>>
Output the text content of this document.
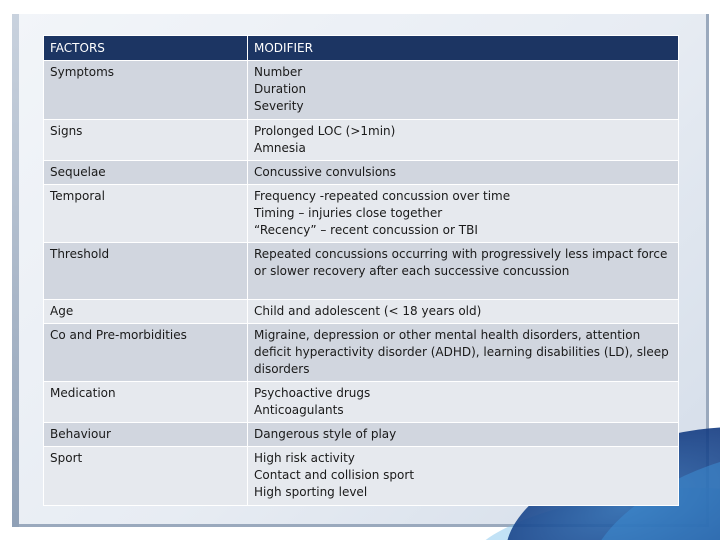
FACTORS	MODIFIER
Symptoms	Number
Duration
Severity

Signs	Prolonged LOC (>1min)
Amnesia

Sequelae	Concussive convulsions

Temporal	Frequency -repeated concussion over time
Timing – injuries close together
“Recency” – recent concussion or TBI

Threshold	Repeated concussions occurring with progressively less impact force or slower recovery after each successive concussion

Age	Child and adolescent (< 18 years old)

Co and Pre-morbidities	Migraine, depression or other mental health disorders, attention deficit hyperactivity disorder (ADHD), learning disabilities (LD), sleep disorders

Medication	Psychoactive drugs
Anticoagulants

Behaviour	Dangerous style of play

Sport	High risk activity
Contact and collision sport
High sporting level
<<
**TASK TO CARRY OUT:**
Repeat the entries exactly. Pictures are excluded from the copy.

**RESULT FOR THIS TASK:**
Output the text content of this document.
FACTORS	MODIFIER
Symptoms	Number
Duration
Severity

Signs	Prolonged LOC (>1min)
Amnesia

Sequelae	Concussive convulsions

Temporal	Frequency -repeated concussion over time
Timing – injuries close together
“Recency” – recent concussion or TBI

Threshold	Repeated concussions occurring with progressively less impact force or slower recovery after each successive concussion

Age	Child and adolescent (< 18 years old)

Co and Pre-morbidities	Migraine, depression or other mental health disorders, attention deficit hyperactivity disorder (ADHD), learning disabilities (LD), sleep disorders

Medication	Psychoactive drugs
Anticoagulants

Behaviour	Dangerous style of play

Sport	High risk activity
Contact and collision sport
High sporting level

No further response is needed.